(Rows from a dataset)
☆ ☆ ☆ ☆ ☆ ☆ ☆
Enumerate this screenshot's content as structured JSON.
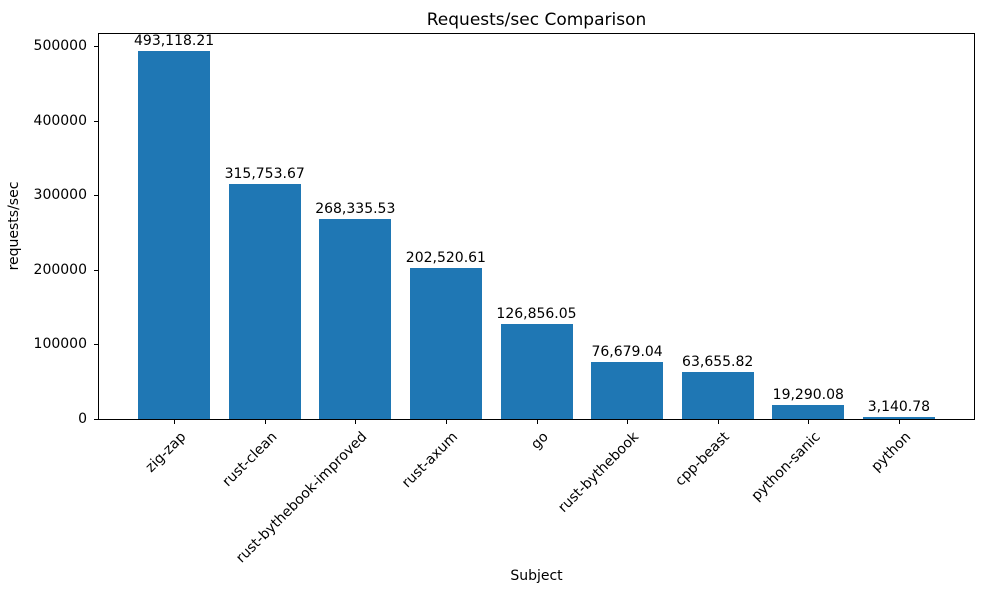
{
  "chart_data": {
    "type": "bar",
    "title": "Requests/sec Comparison",
    "xlabel": "Subject",
    "ylabel": "requests/sec",
    "categories": [
      "zig-zap",
      "rust-clean",
      "rust-bythebook-improved",
      "rust-axum",
      "go",
      "rust-bythebook",
      "cpp-beast",
      "python-sanic",
      "python"
    ],
    "values": [
      493118.21,
      315753.67,
      268335.53,
      202520.61,
      126856.05,
      76679.04,
      63655.82,
      19290.08,
      3140.78
    ],
    "value_labels": [
      "493,118.21",
      "315,753.67",
      "268,335.53",
      "202,520.61",
      "126,856.05",
      "76,679.04",
      "63,655.82",
      "19,290.08",
      "3,140.78"
    ],
    "ytick_values": [
      0,
      100000,
      200000,
      300000,
      400000,
      500000
    ],
    "ytick_labels": [
      "0",
      "100000",
      "200000",
      "300000",
      "400000",
      "500000"
    ],
    "ylim": [
      0,
      517774
    ],
    "bar_color": "#1f77b4",
    "grid": false,
    "legend_position": "none",
    "background_color": "#ffffff"
  }
}
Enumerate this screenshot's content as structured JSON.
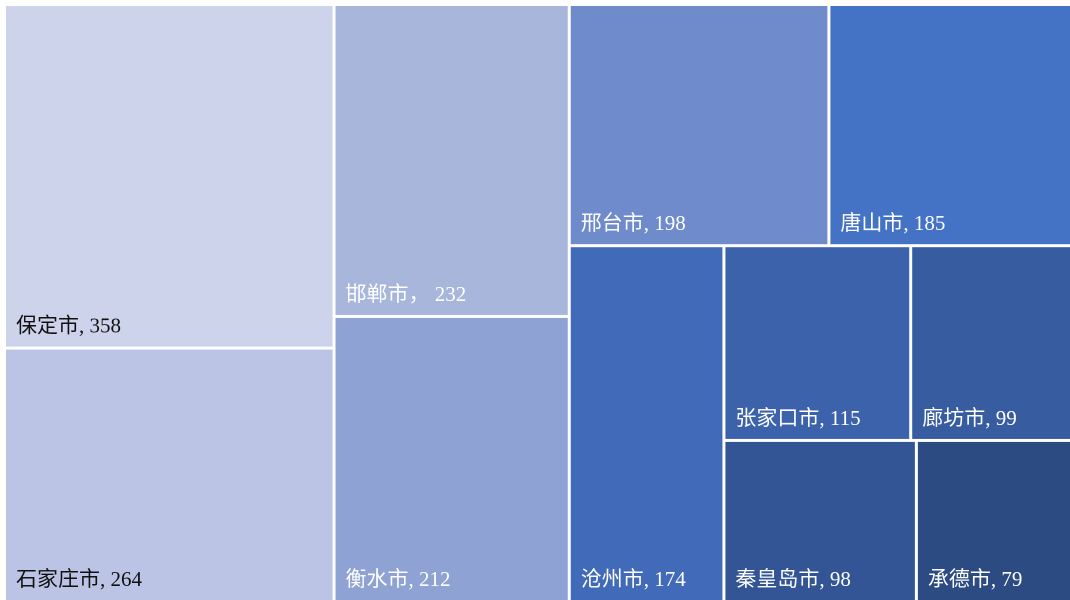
{
  "chart_data": {
    "type": "treemap",
    "value_labels": [
      "保定市, 358",
      "石家庄市, 264",
      "邯郸市， 232",
      "衡水市, 212",
      "邢台市, 198",
      "唐山市, 185",
      "沧州市, 174",
      "张家口市, 115",
      "廊坊市, 99",
      "秦皇岛市, 98",
      "承德市, 79"
    ],
    "values": [
      358,
      264,
      232,
      212,
      198,
      185,
      174,
      115,
      99,
      98,
      79
    ],
    "colors": [
      "#cdd3ea",
      "#bbc4e4",
      "#a8b6db",
      "#8fa2d4",
      "#6f8bcb",
      "#4472c4",
      "#416bb8",
      "#3d62ac",
      "#375ca0",
      "#335595",
      "#2d4b83"
    ]
  }
}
☆ ☆ ☆ ☆ ☆ ☆ ☆
▶ _Stated exercise_
Reproduce the full material exactly, excluding the pictures.

▶ _Task result_
Enumerate this screenshot's content as structured JSON.
{
  "chart_data": {
    "type": "bar",
    "title": "Requests/sec Comparison",
    "xlabel": "Subject",
    "ylabel": "requests/sec",
    "categories": [
      "zig-zap",
      "rust-clean",
      "rust-bythebook-improved",
      "rust-axum",
      "go",
      "rust-bythebook",
      "cpp-beast",
      "python-sanic",
      "python"
    ],
    "values": [
      493118.21,
      315753.67,
      268335.53,
      202520.61,
      126856.05,
      76679.04,
      63655.82,
      19290.08,
      3140.78
    ],
    "value_labels": [
      "493,118.21",
      "315,753.67",
      "268,335.53",
      "202,520.61",
      "126,856.05",
      "76,679.04",
      "63,655.82",
      "19,290.08",
      "3,140.78"
    ],
    "ytick_values": [
      0,
      100000,
      200000,
      300000,
      400000,
      500000
    ],
    "ytick_labels": [
      "0",
      "100000",
      "200000",
      "300000",
      "400000",
      "500000"
    ],
    "ylim": [
      0,
      517774
    ],
    "bar_color": "#1f77b4",
    "grid": false,
    "legend_position": "none",
    "background_color": "#ffffff"
  }
}
Enumerate this screenshot's content as structured JSON.
{
  "chart_data": {
    "type": "treemap",
    "value_labels": [
      "保定市, 358",
      "石家庄市, 264",
      "邯郸市， 232",
      "衡水市, 212",
      "邢台市, 198",
      "唐山市, 185",
      "沧州市, 174",
      "张家口市, 115",
      "廊坊市, 99",
      "秦皇岛市, 98",
      "承德市, 79"
    ],
    "values": [
      358,
      264,
      232,
      212,
      198,
      185,
      174,
      115,
      99,
      98,
      79
    ],
    "colors": [
      "#cdd3ea",
      "#bbc4e4",
      "#a8b6db",
      "#8fa2d4",
      "#6f8bcb",
      "#4472c4",
      "#416bb8",
      "#3d62ac",
      "#375ca0",
      "#335595",
      "#2d4b83"
    ]
  }
}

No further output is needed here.